TASK DIRECTIONS: Without the pictures, output the records below word for word.
================================
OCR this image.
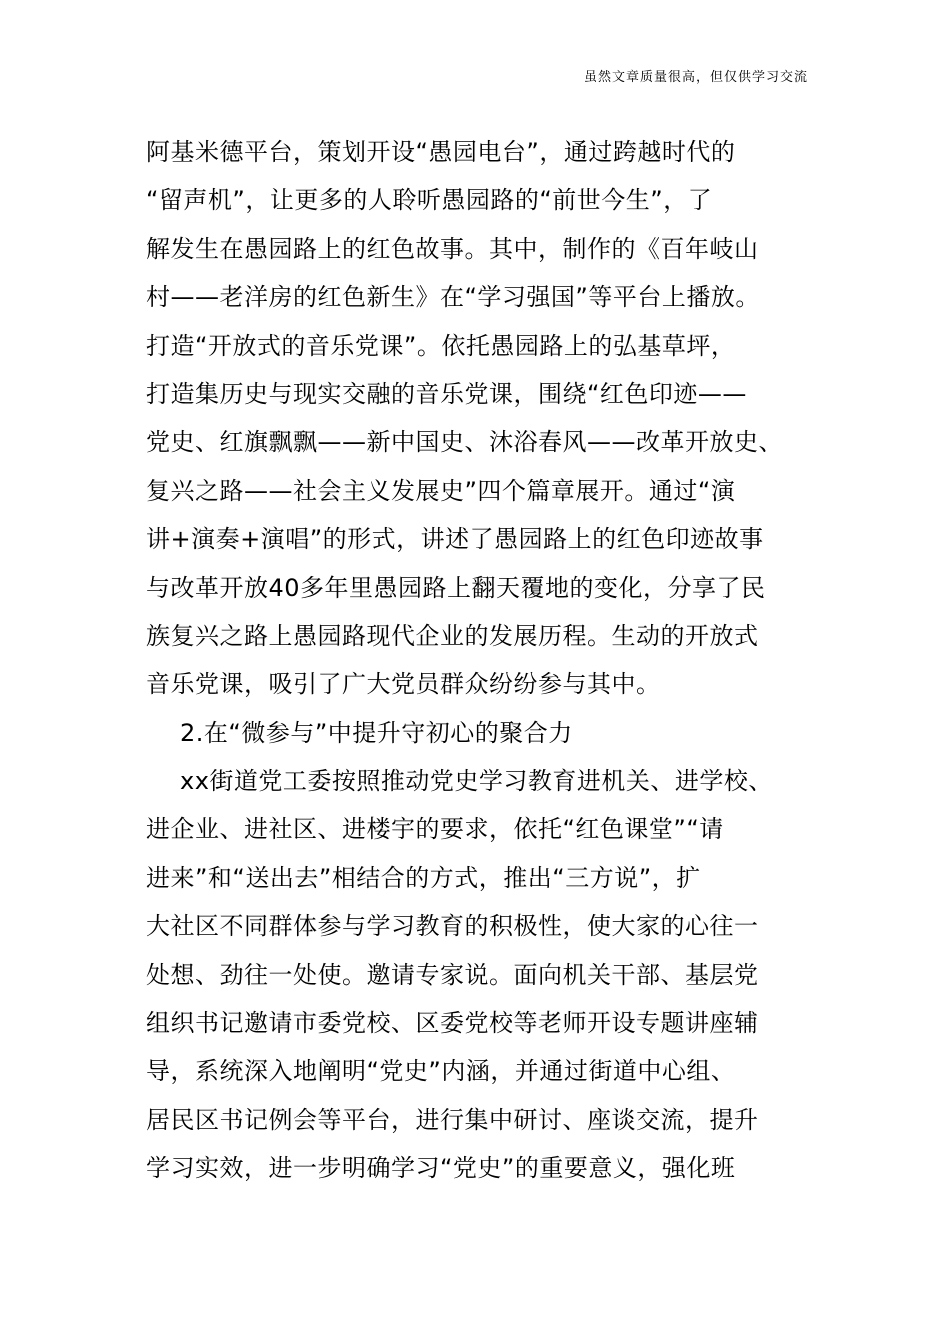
虽然文章质量很高，但仅供学习交流
阿基米德平台，策划开设“愚园电台”，通过跨越时代的
“留声机”，让更多的人聆听愚园路的“前世今生”，了
解发生在愚园路上的红色故事。其中，制作的《百年岐山
村——老洋房的红色新生》在“学习强国”等平台上播放。
打造“开放式的音乐党课”。依托愚园路上的弘基草坪，
打造集历史与现实交融的音乐党课，围绕“红色印迹——
党史、红旗飘飘——新中国史、沐浴春风——改革开放史、
复兴之路——社会主义发展史”四个篇章展开。通过“演
讲+演奏+演唱”的形式，讲述了愚园路上的红色印迹故事
与改革开放40多年里愚园路上翻天覆地的变化，分享了民
族复兴之路上愚园路现代企业的发展历程。生动的开放式
音乐党课，吸引了广大党员群众纷纷参与其中。
2.在“微参与”中提升守初心的聚合力
xx街道党工委按照推动党史学习教育进机关、进学校、
进企业、进社区、进楼宇的要求，依托“红色课堂”“请
进来”和“送出去”相结合的方式，推出“三方说”，扩
大社区不同群体参与学习教育的积极性，使大家的心往一
处想、劲往一处使。邀请专家说。面向机关干部、基层党
组织书记邀请市委党校、区委党校等老师开设专题讲座辅
导，系统深入地阐明“党史”内涵，并通过街道中心组、
居民区书记例会等平台，进行集中研讨、座谈交流，提升
学习实效，进一步明确学习“党史”的重要意义，强化班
================================
EXPECTED ANSWER:
OCR this image.
虽然文章质量很高，但仅供学习交流
阿基米德平台，策划开设“愚园电台”，通过跨越时代的
“留声机”，让更多的人聆听愚园路的“前世今生”，了
解发生在愚园路上的红色故事。其中，制作的《百年岐山
村——老洋房的红色新生》在“学习强国”等平台上播放。
打造“开放式的音乐党课”。依托愚园路上的弘基草坪，
打造集历史与现实交融的音乐党课，围绕“红色印迹——
党史、红旗飘飘——新中国史、沐浴春风——改革开放史、
复兴之路——社会主义发展史”四个篇章展开。通过“演
讲+演奏+演唱”的形式，讲述了愚园路上的红色印迹故事
与改革开放40多年里愚园路上翻天覆地的变化，分享了民
族复兴之路上愚园路现代企业的发展历程。生动的开放式
音乐党课，吸引了广大党员群众纷纷参与其中。
2.在“微参与”中提升守初心的聚合力
xx街道党工委按照推动党史学习教育进机关、进学校、
进企业、进社区、进楼宇的要求，依托“红色课堂”“请
进来”和“送出去”相结合的方式，推出“三方说”，扩
大社区不同群体参与学习教育的积极性，使大家的心往一
处想、劲往一处使。邀请专家说。面向机关干部、基层党
组织书记邀请市委党校、区委党校等老师开设专题讲座辅
导，系统深入地阐明“党史”内涵，并通过街道中心组、
居民区书记例会等平台，进行集中研讨、座谈交流，提升
学习实效，进一步明确学习“党史”的重要意义，强化班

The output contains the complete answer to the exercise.